- [Available data]
* start *
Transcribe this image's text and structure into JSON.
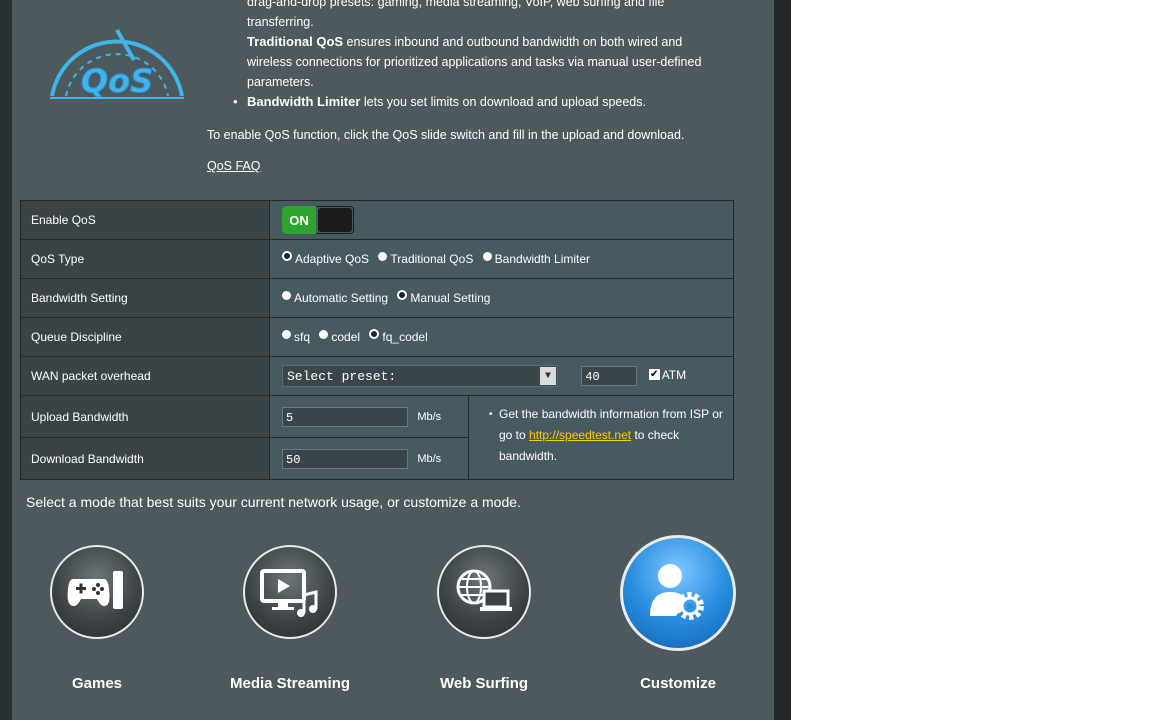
{
  "intro": {
    "line_cont_1": "drag-and-drop presets: gaming, media streaming, VoIP, web surfing and file",
    "line_cont_2": "transferring.",
    "bullets": [
      {
        "title": "Traditional QoS",
        "text_1": " ensures inbound and outbound bandwidth on both wired and",
        "text_2": "wireless connections for prioritized applications and tasks via manual user-defined",
        "text_3": "parameters."
      },
      {
        "title": "Bandwidth Limiter",
        "text_1": " lets you set limits on download and upload speeds."
      }
    ],
    "enable_text": "To enable QoS function, click the QoS slide switch and fill in the upload and download.",
    "faq": "QoS FAQ"
  },
  "settings": {
    "enable_qos": {
      "label": "Enable QoS",
      "state": "ON"
    },
    "qos_type": {
      "label": "QoS Type",
      "options": [
        "Adaptive QoS",
        "Traditional QoS",
        "Bandwidth Limiter"
      ],
      "selected": "Adaptive QoS"
    },
    "bandwidth_setting": {
      "label": "Bandwidth Setting",
      "options": [
        "Automatic Setting",
        "Manual Setting"
      ],
      "selected": "Manual Setting"
    },
    "queue_discipline": {
      "label": "Queue Discipline",
      "options": [
        "sfq",
        "codel",
        "fq_codel"
      ],
      "selected": "fq_codel"
    },
    "wan_overhead": {
      "label": "WAN packet overhead",
      "select_value": "Select preset:",
      "overhead_value": "40",
      "atm_label": "ATM",
      "atm_checked": true
    },
    "upload": {
      "label": "Upload Bandwidth",
      "value": "5",
      "unit": "Mb/s"
    },
    "download": {
      "label": "Download Bandwidth",
      "value": "50",
      "unit": "Mb/s"
    },
    "hint": {
      "text_1": "Get the bandwidth information from ISP or",
      "text_2": "go to ",
      "link": "http://speedtest.net",
      "text_3": " to check",
      "text_4": "bandwidth."
    }
  },
  "modes": {
    "prompt": "Select a mode that best suits your current network usage, or customize a mode.",
    "items": [
      {
        "label": "Games",
        "icon": "gamepad-icon"
      },
      {
        "label": "Media Streaming",
        "icon": "media-icon"
      },
      {
        "label": "Web Surfing",
        "icon": "web-icon"
      },
      {
        "label": "Customize",
        "icon": "customize-icon",
        "active": true
      }
    ]
  },
  "colors": {
    "panel": "#4d595d",
    "on_green": "#2fa32f",
    "link": "#ffcc00",
    "active_blue": "#2a8fe0"
  }
}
* end *
- [Given instruction]
Make a word-for-word copy of the entries, without any pictures.

- [Correct response]
Transcribe this image's text and structure into JSON.
{
  "intro": {
    "line_cont_1": "drag-and-drop presets: gaming, media streaming, VoIP, web surfing and file",
    "line_cont_2": "transferring.",
    "bullets": [
      {
        "title": "Traditional QoS",
        "text_1": " ensures inbound and outbound bandwidth on both wired and",
        "text_2": "wireless connections for prioritized applications and tasks via manual user-defined",
        "text_3": "parameters."
      },
      {
        "title": "Bandwidth Limiter",
        "text_1": " lets you set limits on download and upload speeds."
      }
    ],
    "enable_text": "To enable QoS function, click the QoS slide switch and fill in the upload and download.",
    "faq": "QoS FAQ"
  },
  "settings": {
    "enable_qos": {
      "label": "Enable QoS",
      "state": "ON"
    },
    "qos_type": {
      "label": "QoS Type",
      "options": [
        "Adaptive QoS",
        "Traditional QoS",
        "Bandwidth Limiter"
      ],
      "selected": "Adaptive QoS"
    },
    "bandwidth_setting": {
      "label": "Bandwidth Setting",
      "options": [
        "Automatic Setting",
        "Manual Setting"
      ],
      "selected": "Manual Setting"
    },
    "queue_discipline": {
      "label": "Queue Discipline",
      "options": [
        "sfq",
        "codel",
        "fq_codel"
      ],
      "selected": "fq_codel"
    },
    "wan_overhead": {
      "label": "WAN packet overhead",
      "select_value": "Select preset:",
      "overhead_value": "40",
      "atm_label": "ATM",
      "atm_checked": true
    },
    "upload": {
      "label": "Upload Bandwidth",
      "value": "5",
      "unit": "Mb/s"
    },
    "download": {
      "label": "Download Bandwidth",
      "value": "50",
      "unit": "Mb/s"
    },
    "hint": {
      "text_1": "Get the bandwidth information from ISP or",
      "text_2": "go to ",
      "link": "http://speedtest.net",
      "text_3": " to check",
      "text_4": "bandwidth."
    }
  },
  "modes": {
    "prompt": "Select a mode that best suits your current network usage, or customize a mode.",
    "items": [
      {
        "label": "Games",
        "icon": "gamepad-icon"
      },
      {
        "label": "Media Streaming",
        "icon": "media-icon"
      },
      {
        "label": "Web Surfing",
        "icon": "web-icon"
      },
      {
        "label": "Customize",
        "icon": "customize-icon",
        "active": true
      }
    ]
  },
  "colors": {
    "panel": "#4d595d",
    "on_green": "#2fa32f",
    "link": "#ffcc00",
    "active_blue": "#2a8fe0"
  }
}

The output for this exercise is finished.